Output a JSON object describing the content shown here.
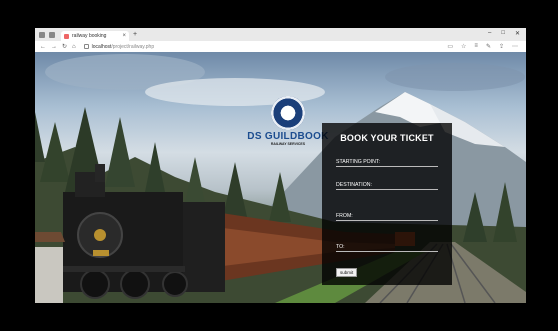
{
  "browser": {
    "tab_title": "railway booking",
    "tab_close": "×",
    "new_tab": "+",
    "url_host": "localhost",
    "url_path": "/project/railway.php",
    "window_controls": [
      "–",
      "□",
      "✕"
    ]
  },
  "logo": {
    "name": "DS GUILDBOOK",
    "tagline": "RAILWAY SERVICES"
  },
  "form": {
    "title": "BOOK YOUR TICKET",
    "starting_point_label": "STARTING POINT:",
    "destination_label": "DESTINATION:",
    "from_label": "FROM:",
    "to_label": "TO:",
    "submit_label": "submit"
  },
  "colors": {
    "panel_bg": "#000000",
    "logo_text": "#1c4d8f"
  }
}
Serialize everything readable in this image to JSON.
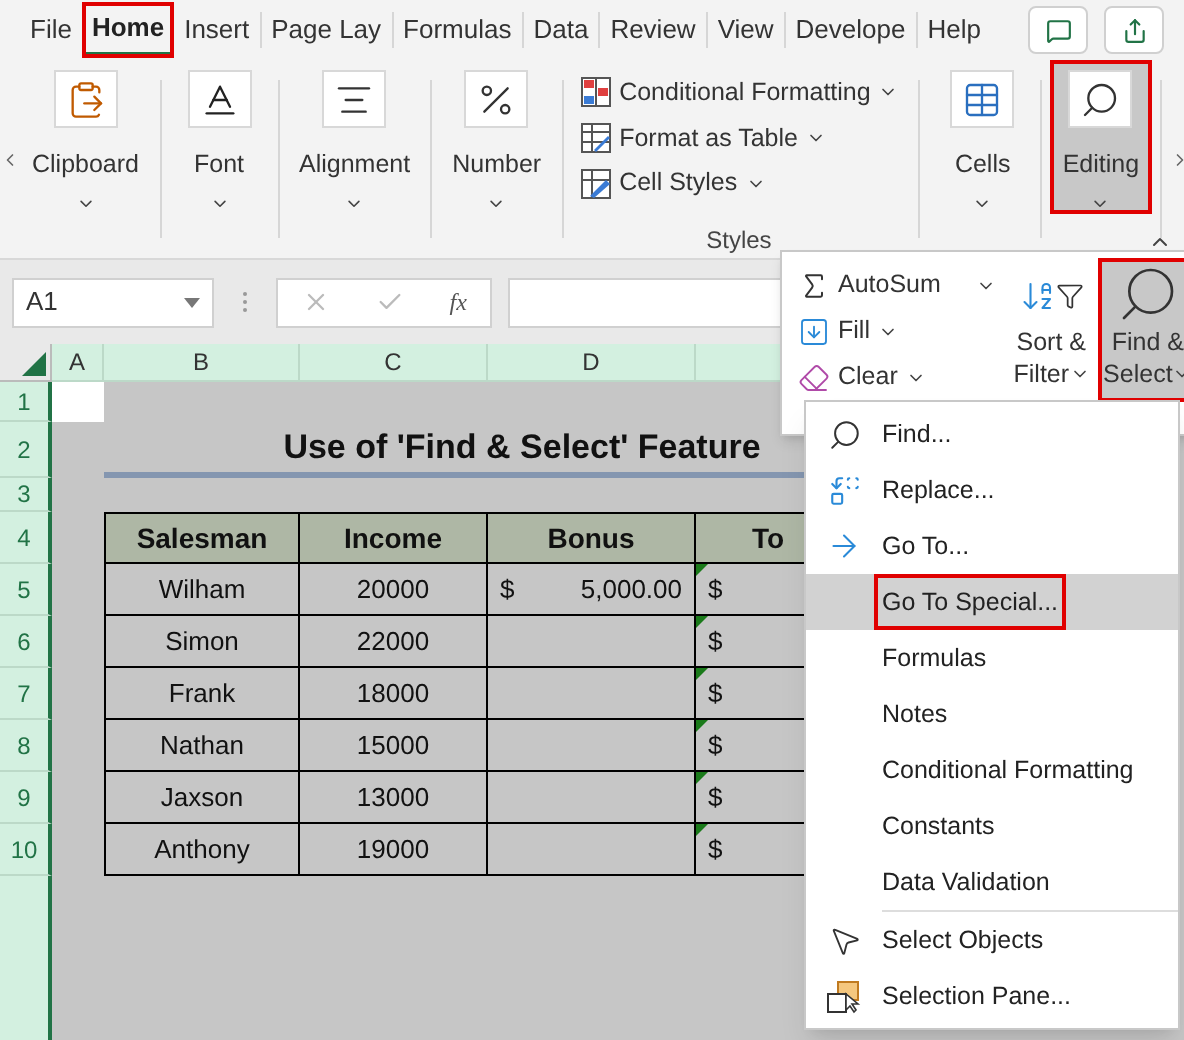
{
  "tabs": [
    {
      "label": "File",
      "selected": false,
      "highlighted": false
    },
    {
      "label": "Home",
      "selected": true,
      "highlighted": true
    },
    {
      "label": "Insert",
      "selected": false,
      "highlighted": false
    },
    {
      "label": "Page Lay",
      "selected": false,
      "highlighted": false
    },
    {
      "label": "Formulas",
      "selected": false,
      "highlighted": false
    },
    {
      "label": "Data",
      "selected": false,
      "highlighted": false
    },
    {
      "label": "Review",
      "selected": false,
      "highlighted": false
    },
    {
      "label": "View",
      "selected": false,
      "highlighted": false
    },
    {
      "label": "Develope",
      "selected": false,
      "highlighted": false
    },
    {
      "label": "Help",
      "selected": false,
      "highlighted": false
    }
  ],
  "ribbon": {
    "groups": [
      {
        "kind": "button",
        "label": "Clipboard",
        "selected": false,
        "highlighted": false
      },
      {
        "kind": "button",
        "label": "Font",
        "selected": false,
        "highlighted": false
      },
      {
        "kind": "button",
        "label": "Alignment",
        "selected": false,
        "highlighted": false
      },
      {
        "kind": "button",
        "label": "Number",
        "selected": false,
        "highlighted": false
      },
      {
        "kind": "styles",
        "label": "Styles",
        "selected": false,
        "highlighted": false,
        "items": [
          {
            "label": "Conditional Formatting"
          },
          {
            "label": "Format as Table"
          },
          {
            "label": "Cell Styles"
          }
        ]
      },
      {
        "kind": "button",
        "label": "Cells",
        "selected": false,
        "highlighted": false
      },
      {
        "kind": "button",
        "label": "Editing",
        "selected": true,
        "highlighted": true
      }
    ]
  },
  "formula_bar": {
    "name_box": "A1",
    "function_label": "fx"
  },
  "sheet": {
    "columns": [
      "A",
      "B",
      "C",
      "D"
    ],
    "row_numbers": [
      "1",
      "2",
      "3",
      "4",
      "5",
      "6",
      "7",
      "8",
      "9",
      "10"
    ],
    "title": "Use of 'Find & Select' Feature",
    "headers": [
      "Salesman",
      "Income",
      "Bonus",
      "To"
    ],
    "rows": [
      {
        "salesman": "Wilham",
        "income": "20000",
        "bonus_currency": "$",
        "bonus_amount": "5,000.00",
        "total_currency": "$",
        "error_flag": true
      },
      {
        "salesman": "Simon",
        "income": "22000",
        "total_currency": "$",
        "error_flag": true
      },
      {
        "salesman": "Frank",
        "income": "18000",
        "total_currency": "$",
        "error_flag": true
      },
      {
        "salesman": "Nathan",
        "income": "15000",
        "total_currency": "$",
        "error_flag": true
      },
      {
        "salesman": "Jaxson",
        "income": "13000",
        "total_currency": "$",
        "error_flag": true
      },
      {
        "salesman": "Anthony",
        "income": "19000",
        "total_currency": "$",
        "error_flag": true
      }
    ]
  },
  "editing_panel": {
    "items": [
      {
        "label": "AutoSum"
      },
      {
        "label": "Fill"
      },
      {
        "label": "Clear"
      }
    ],
    "sort_filter": {
      "label_lines": [
        "Sort &",
        "Filter"
      ],
      "selected": false,
      "highlighted": false
    },
    "find_select": {
      "label_lines": [
        "Find &",
        "Select"
      ],
      "selected": true,
      "highlighted": true
    }
  },
  "find_menu": {
    "sections": [
      [
        {
          "label": "Find...",
          "selected": false,
          "highlighted": false
        },
        {
          "label": "Replace...",
          "selected": false,
          "highlighted": false
        },
        {
          "label": "Go To...",
          "selected": false,
          "highlighted": false
        },
        {
          "label": "Go To Special...",
          "selected": true,
          "highlighted": true
        },
        {
          "label": "Formulas",
          "selected": false,
          "highlighted": false
        },
        {
          "label": "Notes",
          "selected": false,
          "highlighted": false
        },
        {
          "label": "Conditional Formatting",
          "selected": false,
          "highlighted": false
        },
        {
          "label": "Constants",
          "selected": false,
          "highlighted": false
        },
        {
          "label": "Data Validation",
          "selected": false,
          "highlighted": false
        }
      ],
      [
        {
          "label": "Select Objects",
          "selected": false,
          "highlighted": false
        },
        {
          "label": "Selection Pane...",
          "selected": false,
          "highlighted": false
        }
      ]
    ]
  }
}
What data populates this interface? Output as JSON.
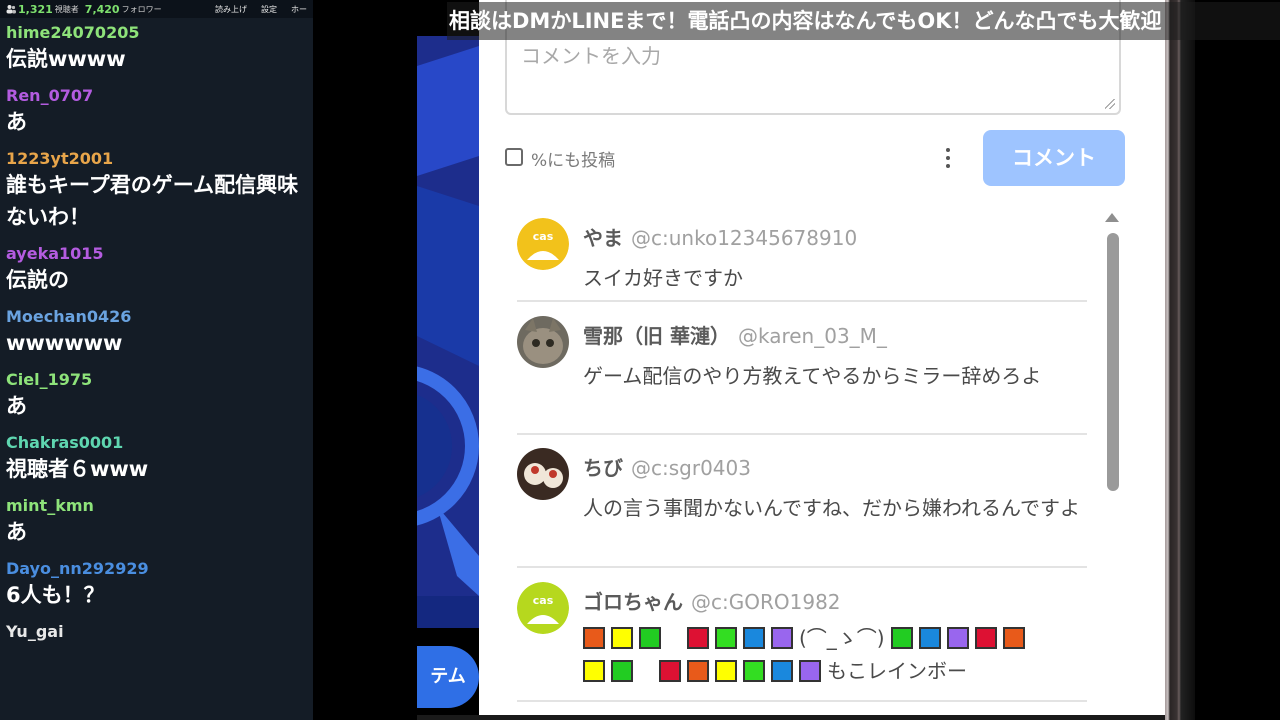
{
  "chat": {
    "viewer_count": "1,321",
    "viewer_label": "視聴者",
    "follower_count": "7,420",
    "follower_label": "フォロワー",
    "links": [
      "読み上げ",
      "設定",
      "ホー"
    ],
    "messages": [
      {
        "user": "hime24070205",
        "text": "伝説wwww",
        "color": "#8ee37a"
      },
      {
        "user": "Ren_0707",
        "text": "あ",
        "color": "#b45ce0"
      },
      {
        "user": "1223yt2001",
        "text": "誰もキープ君のゲーム配信興味ないわ！",
        "color": "#e8a54a"
      },
      {
        "user": "ayeka1015",
        "text": "伝説の",
        "color": "#b45ce0"
      },
      {
        "user": "Moechan0426",
        "text": "wwwwww",
        "color": "#6aa3e0"
      },
      {
        "user": "Ciel_1975",
        "text": "あ",
        "color": "#8ee37a"
      },
      {
        "user": "Chakras0001",
        "text": "視聴者６www",
        "color": "#5fd6b0"
      },
      {
        "user": "mint_kmn",
        "text": "あ",
        "color": "#8ee37a"
      },
      {
        "user": "Dayo_nn292929",
        "text": "6人も！？",
        "color": "#4a8ee0"
      },
      {
        "user": "Yu_gai",
        "text": "",
        "color": "#e8e8e8"
      }
    ]
  },
  "capture": {
    "side_button": "テム",
    "input_placeholder": "コメントを入力",
    "also_post_label": "%にも投稿",
    "submit_label": "コメント",
    "comments": [
      {
        "name": "やま",
        "handle": "@c:unko12345678910",
        "text": "スイカ好きですか"
      },
      {
        "name": "雪那（旧 華漣）",
        "handle": "@karen_03_M_",
        "text": "ゲーム配信のやり方教えてやるからミラー辞めろよ"
      },
      {
        "name": "ちび",
        "handle": "@c:sgr0403",
        "text": "人の言う事聞かないんですね、だから嫌われるんですよ"
      },
      {
        "name": "ゴロちゃん",
        "handle": "@c:GORO1982",
        "kaomoji": "(⌒_ゝ⌒)",
        "trailing": "もこレインボー"
      }
    ],
    "rainbow_row1": [
      "#e85a1a",
      "#ffff00",
      "#22cc22",
      "#ffffff",
      "#dd1133",
      "#33dd22",
      "#1a88dd",
      "#9966ee"
    ],
    "rainbow_row1b": [
      "#22cc22",
      "#1a88dd",
      "#9966ee",
      "#dd1133",
      "#e85a1a"
    ],
    "rainbow_row2": [
      "#ffff00",
      "#22cc22",
      "#ffffff",
      "#dd1133",
      "#e85a1a",
      "#ffff00",
      "#33dd22",
      "#1a88dd",
      "#9966ee"
    ]
  },
  "banner": {
    "text": "相談はDMかLINEまで！電話凸の内容はなんでもOK！どんな凸でも大歓迎"
  }
}
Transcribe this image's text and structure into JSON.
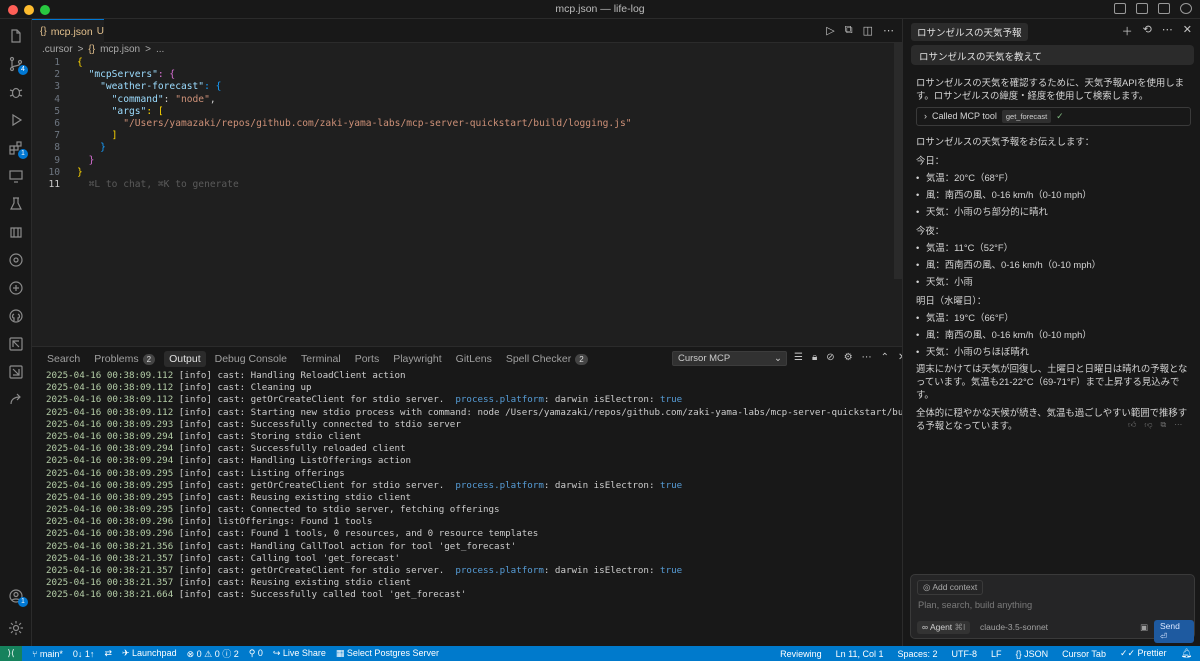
{
  "window": {
    "title": "mcp.json — life-log"
  },
  "editor": {
    "tab": {
      "icon": "{}",
      "name": "mcp.json",
      "modified": "U"
    },
    "breadcrumb": [
      ".cursor",
      ">",
      "{}",
      "mcp.json",
      ">",
      "..."
    ],
    "line_numbers": [
      "1",
      "2",
      "3",
      "4",
      "5",
      "6",
      "7",
      "8",
      "9",
      "10",
      "11"
    ],
    "code": {
      "l1": "{",
      "l2_key": "\"mcpServers\"",
      "l2_rest": ": {",
      "l3_key": "\"weather-forecast\"",
      "l3_rest": ": {",
      "l4_key": "\"command\"",
      "l4_colon": ": ",
      "l4_val": "\"node\"",
      "l4_end": ",",
      "l5_key": "\"args\"",
      "l5_rest": ": [",
      "l6_val": "\"/Users/yamazaki/repos/github.com/zaki-yama-labs/mcp-server-quickstart/build/logging.js\"",
      "l7": "]",
      "l8": "}",
      "l9": "}",
      "l10": "}",
      "l11_hint": "⌘L to chat, ⌘K to generate"
    }
  },
  "panel": {
    "tabs": [
      {
        "label": "Search"
      },
      {
        "label": "Problems",
        "count": "2"
      },
      {
        "label": "Output"
      },
      {
        "label": "Debug Console"
      },
      {
        "label": "Terminal"
      },
      {
        "label": "Ports"
      },
      {
        "label": "Playwright"
      },
      {
        "label": "GitLens"
      },
      {
        "label": "Spell Checker",
        "count": "2"
      }
    ],
    "output_channel": "Cursor MCP",
    "log": [
      {
        "ts": "2025-04-16 00:38:09.112",
        "msg": " [info] cast: Handling ReloadClient action"
      },
      {
        "ts": "2025-04-16 00:38:09.112",
        "msg": " [info] cast: Cleaning up"
      },
      {
        "ts": "2025-04-16 00:38:09.112",
        "msg": " [info] cast: getOrCreateClient for stdio server.  ",
        "hi": "process.platform",
        "msg2": ": darwin isElectron: ",
        "hi2": "true"
      },
      {
        "ts": "2025-04-16 00:38:09.112",
        "msg": " [info] cast: Starting new stdio process with command: node /Users/yamazaki/repos/github.com/zaki-yama-labs/mcp-server-quickstart/build/logging.js"
      },
      {
        "ts": "2025-04-16 00:38:09.293",
        "msg": " [info] cast: Successfully connected to stdio server"
      },
      {
        "ts": "2025-04-16 00:38:09.294",
        "msg": " [info] cast: Storing stdio client"
      },
      {
        "ts": "2025-04-16 00:38:09.294",
        "msg": " [info] cast: Successfully reloaded client"
      },
      {
        "ts": "2025-04-16 00:38:09.294",
        "msg": " [info] cast: Handling ListOfferings action"
      },
      {
        "ts": "2025-04-16 00:38:09.295",
        "msg": " [info] cast: Listing offerings"
      },
      {
        "ts": "2025-04-16 00:38:09.295",
        "msg": " [info] cast: getOrCreateClient for stdio server.  ",
        "hi": "process.platform",
        "msg2": ": darwin isElectron: ",
        "hi2": "true"
      },
      {
        "ts": "2025-04-16 00:38:09.295",
        "msg": " [info] cast: Reusing existing stdio client"
      },
      {
        "ts": "2025-04-16 00:38:09.295",
        "msg": " [info] cast: Connected to stdio server, fetching offerings"
      },
      {
        "ts": "2025-04-16 00:38:09.296",
        "msg": " [info] listOfferings: Found 1 tools"
      },
      {
        "ts": "2025-04-16 00:38:09.296",
        "msg": " [info] cast: Found 1 tools, 0 resources, and 0 resource templates"
      },
      {
        "ts": "2025-04-16 00:38:21.356",
        "msg": " [info] cast: Handling CallTool action for tool 'get_forecast'"
      },
      {
        "ts": "2025-04-16 00:38:21.357",
        "msg": " [info] cast: Calling tool 'get_forecast'"
      },
      {
        "ts": "2025-04-16 00:38:21.357",
        "msg": " [info] cast: getOrCreateClient for stdio server.  ",
        "hi": "process.platform",
        "msg2": ": darwin isElectron: ",
        "hi2": "true"
      },
      {
        "ts": "2025-04-16 00:38:21.357",
        "msg": " [info] cast: Reusing existing stdio client"
      },
      {
        "ts": "2025-04-16 00:38:21.664",
        "msg": " [info] cast: Successfully called tool 'get_forecast'"
      }
    ]
  },
  "chat": {
    "header_title": "ロサンゼルスの天気予報",
    "user_message": "ロサンゼルスの天気を教えて",
    "intro": "ロサンゼルスの天気を確認するために、天気予報APIを使用します。ロサンゼルスの緯度・経度を使用して検索します。",
    "tool_call": {
      "label": "Called MCP tool",
      "tool": "get_forecast",
      "status": "✓"
    },
    "forecast_intro": "ロサンゼルスの天気予報をお伝えします：",
    "today": {
      "heading": "今日：",
      "items": [
        "気温：20°C（68°F）",
        "風：南西の風、0-16 km/h（0-10 mph）",
        "天気：小雨のち部分的に晴れ"
      ]
    },
    "tonight": {
      "heading": "今夜：",
      "items": [
        "気温：11°C（52°F）",
        "風：西南西の風、0-16 km/h（0-10 mph）",
        "天気：小雨"
      ]
    },
    "tomorrow": {
      "heading": "明日（水曜日）：",
      "items": [
        "気温：19°C（66°F）",
        "風：南西の風、0-16 km/h（0-10 mph）",
        "天気：小雨のちほぼ晴れ"
      ]
    },
    "weekend": "週末にかけては天気が回復し、土曜日と日曜日は晴れの予報となっています。気温も21-22°C（69-71°F）まで上昇する見込みです。",
    "summary": "全体的に穏やかな天候が続き、気温も過ごしやすい範囲で推移する予報となっています。",
    "composer": {
      "add_context": "Add context",
      "placeholder": "Plan, search, build anything",
      "mode": "Agent",
      "mode_shortcut": "⌘I",
      "model": "claude-3.5-sonnet",
      "send": "Send"
    }
  },
  "statusbar": {
    "branch": "main*",
    "sync": "0↓ 1↑",
    "launchpad": "Launchpad",
    "problems": "⊗ 0 ⚠ 0 ⓘ 2",
    "ports": "0",
    "liveshare": "Live Share",
    "postgres": "Select Postgres Server",
    "reviewing": "Reviewing",
    "position": "Ln 11, Col 1",
    "spaces": "Spaces: 2",
    "encoding": "UTF-8",
    "eol": "LF",
    "language": "JSON",
    "cursor_tab": "Cursor Tab",
    "prettier": "Prettier"
  }
}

* * * *

--- What this task involves ---
Pick out every line holding the string "command" and return it.

--- Answer for this exercise ---
      "l4_key": "\"command\"",
        "msg": " [info] cast: Starting new stdio process with command: node /Users/yamazaki/repos/github.com/zaki-yama-labs/mcp-server-quickstart/build/logging.js"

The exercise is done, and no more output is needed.